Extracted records
"""

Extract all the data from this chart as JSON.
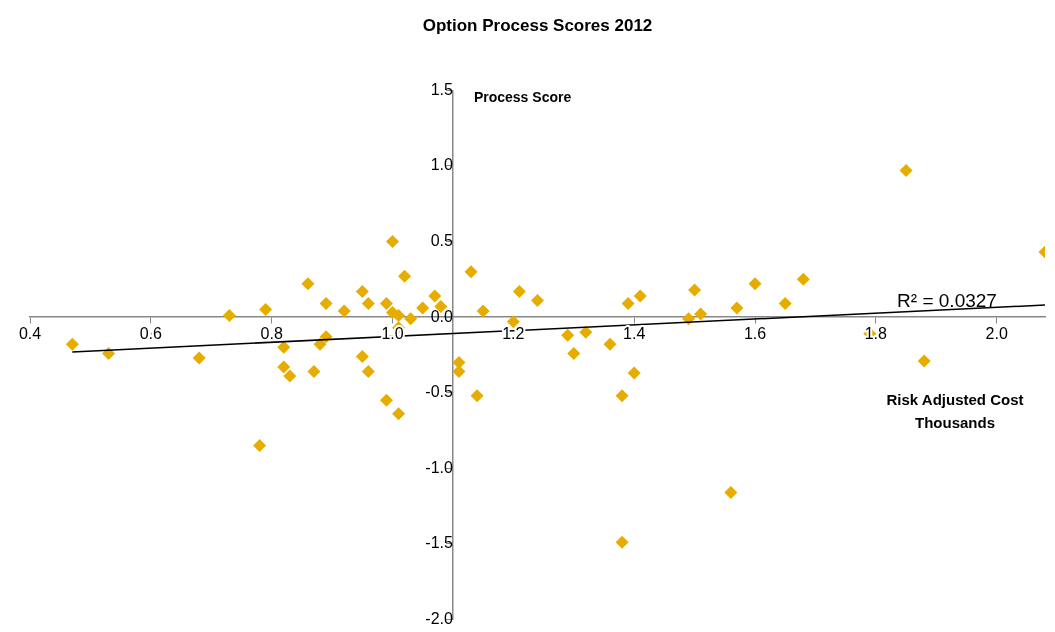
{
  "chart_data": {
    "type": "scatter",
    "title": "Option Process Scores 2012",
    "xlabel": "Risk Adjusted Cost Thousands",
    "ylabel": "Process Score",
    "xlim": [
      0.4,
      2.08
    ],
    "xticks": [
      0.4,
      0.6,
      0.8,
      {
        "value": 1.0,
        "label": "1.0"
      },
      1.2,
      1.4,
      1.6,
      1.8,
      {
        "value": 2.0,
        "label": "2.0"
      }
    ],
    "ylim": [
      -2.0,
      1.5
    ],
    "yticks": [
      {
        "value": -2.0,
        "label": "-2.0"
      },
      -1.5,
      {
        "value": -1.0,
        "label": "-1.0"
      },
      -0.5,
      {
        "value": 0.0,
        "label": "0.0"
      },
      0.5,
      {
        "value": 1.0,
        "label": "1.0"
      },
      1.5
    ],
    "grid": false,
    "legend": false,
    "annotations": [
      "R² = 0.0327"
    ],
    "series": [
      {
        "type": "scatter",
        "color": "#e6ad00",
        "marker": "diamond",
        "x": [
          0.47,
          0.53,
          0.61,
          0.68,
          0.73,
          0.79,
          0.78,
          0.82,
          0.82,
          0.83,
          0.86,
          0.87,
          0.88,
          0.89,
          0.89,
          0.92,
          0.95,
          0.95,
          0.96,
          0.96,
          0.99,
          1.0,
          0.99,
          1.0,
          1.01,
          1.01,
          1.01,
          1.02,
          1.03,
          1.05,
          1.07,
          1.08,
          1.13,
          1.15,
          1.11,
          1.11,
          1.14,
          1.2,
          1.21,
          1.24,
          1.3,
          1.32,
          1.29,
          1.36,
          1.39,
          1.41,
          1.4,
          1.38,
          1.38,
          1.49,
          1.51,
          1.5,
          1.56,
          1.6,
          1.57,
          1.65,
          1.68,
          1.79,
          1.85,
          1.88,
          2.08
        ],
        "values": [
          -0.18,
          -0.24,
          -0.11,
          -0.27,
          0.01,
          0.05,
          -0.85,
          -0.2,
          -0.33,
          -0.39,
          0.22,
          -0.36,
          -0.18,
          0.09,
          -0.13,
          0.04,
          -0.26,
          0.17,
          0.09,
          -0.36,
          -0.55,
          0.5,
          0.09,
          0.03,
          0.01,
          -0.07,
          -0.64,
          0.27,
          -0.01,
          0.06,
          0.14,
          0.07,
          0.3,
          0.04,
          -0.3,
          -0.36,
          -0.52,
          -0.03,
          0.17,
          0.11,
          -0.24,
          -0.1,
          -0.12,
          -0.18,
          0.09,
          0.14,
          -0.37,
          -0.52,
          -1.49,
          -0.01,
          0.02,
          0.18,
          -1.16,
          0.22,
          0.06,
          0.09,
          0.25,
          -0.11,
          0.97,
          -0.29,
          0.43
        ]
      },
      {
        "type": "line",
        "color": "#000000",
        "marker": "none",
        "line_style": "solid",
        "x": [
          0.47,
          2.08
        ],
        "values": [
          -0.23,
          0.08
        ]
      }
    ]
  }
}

"""
"""

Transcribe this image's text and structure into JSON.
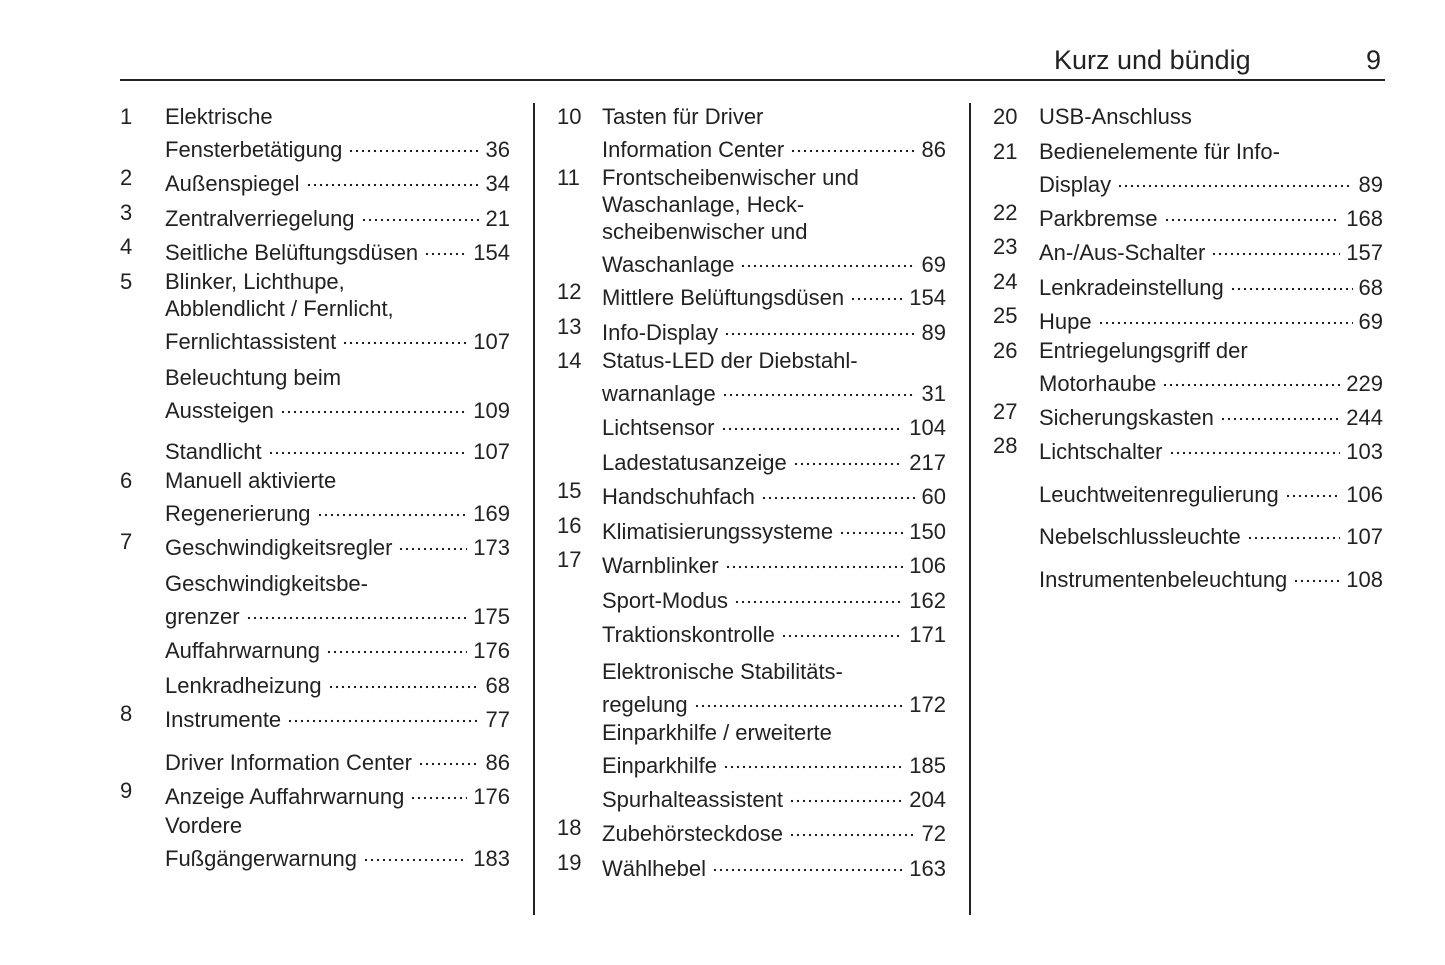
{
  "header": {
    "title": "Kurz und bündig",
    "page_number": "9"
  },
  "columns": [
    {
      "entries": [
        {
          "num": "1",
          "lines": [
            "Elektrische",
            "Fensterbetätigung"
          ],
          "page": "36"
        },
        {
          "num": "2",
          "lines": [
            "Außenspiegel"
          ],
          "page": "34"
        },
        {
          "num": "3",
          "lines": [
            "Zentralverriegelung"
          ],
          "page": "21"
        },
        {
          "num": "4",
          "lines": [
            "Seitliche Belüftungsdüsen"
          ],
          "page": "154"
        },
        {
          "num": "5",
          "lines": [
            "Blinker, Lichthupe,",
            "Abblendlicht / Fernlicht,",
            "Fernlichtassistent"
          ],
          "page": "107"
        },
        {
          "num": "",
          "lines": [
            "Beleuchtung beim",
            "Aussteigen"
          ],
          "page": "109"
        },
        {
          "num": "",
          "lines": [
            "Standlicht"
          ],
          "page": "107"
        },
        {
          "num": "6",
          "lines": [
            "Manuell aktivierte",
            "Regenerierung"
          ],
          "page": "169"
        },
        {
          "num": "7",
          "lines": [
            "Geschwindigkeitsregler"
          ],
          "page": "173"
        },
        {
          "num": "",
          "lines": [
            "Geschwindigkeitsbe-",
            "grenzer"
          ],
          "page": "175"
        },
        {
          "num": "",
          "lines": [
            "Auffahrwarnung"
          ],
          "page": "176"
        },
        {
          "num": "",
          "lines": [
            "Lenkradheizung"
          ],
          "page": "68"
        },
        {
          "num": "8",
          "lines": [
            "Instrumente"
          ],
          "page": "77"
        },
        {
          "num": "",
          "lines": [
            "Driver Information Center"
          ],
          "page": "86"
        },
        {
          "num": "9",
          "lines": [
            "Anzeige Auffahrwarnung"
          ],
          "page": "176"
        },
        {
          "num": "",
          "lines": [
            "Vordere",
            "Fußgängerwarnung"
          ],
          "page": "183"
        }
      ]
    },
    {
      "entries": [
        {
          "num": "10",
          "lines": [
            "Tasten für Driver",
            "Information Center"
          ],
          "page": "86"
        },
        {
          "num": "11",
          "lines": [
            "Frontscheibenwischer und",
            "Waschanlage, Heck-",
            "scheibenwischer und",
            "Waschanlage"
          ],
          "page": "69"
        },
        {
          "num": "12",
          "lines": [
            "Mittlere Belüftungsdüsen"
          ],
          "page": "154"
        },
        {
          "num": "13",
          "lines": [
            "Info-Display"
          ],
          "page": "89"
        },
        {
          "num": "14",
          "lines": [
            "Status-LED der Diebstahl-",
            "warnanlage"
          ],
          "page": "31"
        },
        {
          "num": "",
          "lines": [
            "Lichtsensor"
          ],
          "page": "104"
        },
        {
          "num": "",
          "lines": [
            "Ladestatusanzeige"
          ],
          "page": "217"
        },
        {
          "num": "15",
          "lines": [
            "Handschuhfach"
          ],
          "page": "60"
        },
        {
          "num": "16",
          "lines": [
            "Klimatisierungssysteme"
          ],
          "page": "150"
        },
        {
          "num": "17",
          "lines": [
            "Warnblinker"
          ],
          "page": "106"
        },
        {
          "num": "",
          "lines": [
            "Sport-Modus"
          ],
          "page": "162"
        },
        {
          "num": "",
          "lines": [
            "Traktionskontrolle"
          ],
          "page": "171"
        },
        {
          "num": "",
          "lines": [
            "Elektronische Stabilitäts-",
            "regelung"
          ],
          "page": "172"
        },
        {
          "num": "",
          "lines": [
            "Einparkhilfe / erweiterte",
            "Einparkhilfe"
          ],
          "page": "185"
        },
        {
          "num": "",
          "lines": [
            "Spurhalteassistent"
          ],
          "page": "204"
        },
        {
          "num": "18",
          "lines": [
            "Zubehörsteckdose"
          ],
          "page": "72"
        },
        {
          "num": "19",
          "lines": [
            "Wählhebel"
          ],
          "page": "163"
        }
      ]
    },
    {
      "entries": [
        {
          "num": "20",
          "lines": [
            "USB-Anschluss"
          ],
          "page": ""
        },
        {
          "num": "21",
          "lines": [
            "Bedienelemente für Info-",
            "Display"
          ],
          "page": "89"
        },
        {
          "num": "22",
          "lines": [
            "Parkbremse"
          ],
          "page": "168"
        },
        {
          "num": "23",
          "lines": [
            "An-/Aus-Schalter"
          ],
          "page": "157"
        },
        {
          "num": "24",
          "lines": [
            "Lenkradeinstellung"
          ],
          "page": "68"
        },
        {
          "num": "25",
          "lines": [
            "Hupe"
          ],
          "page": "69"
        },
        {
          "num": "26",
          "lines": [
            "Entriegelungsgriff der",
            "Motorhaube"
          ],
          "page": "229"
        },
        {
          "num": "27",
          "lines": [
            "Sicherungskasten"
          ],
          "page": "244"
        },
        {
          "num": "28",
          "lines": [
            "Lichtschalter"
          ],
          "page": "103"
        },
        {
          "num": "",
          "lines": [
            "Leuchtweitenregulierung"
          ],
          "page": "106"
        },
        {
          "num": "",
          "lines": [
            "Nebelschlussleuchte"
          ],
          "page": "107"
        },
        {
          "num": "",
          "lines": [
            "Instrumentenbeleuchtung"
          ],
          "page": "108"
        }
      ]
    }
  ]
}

"""

| YOUR INSTRUCTIONS |
Copy out each line in the preceding records that contains "Belüftungsdüsen".

| SOLUTION FOR THIS TASK |
            "Seitliche Belüftungsdüsen"
            "Mittlere Belüftungsdüsen"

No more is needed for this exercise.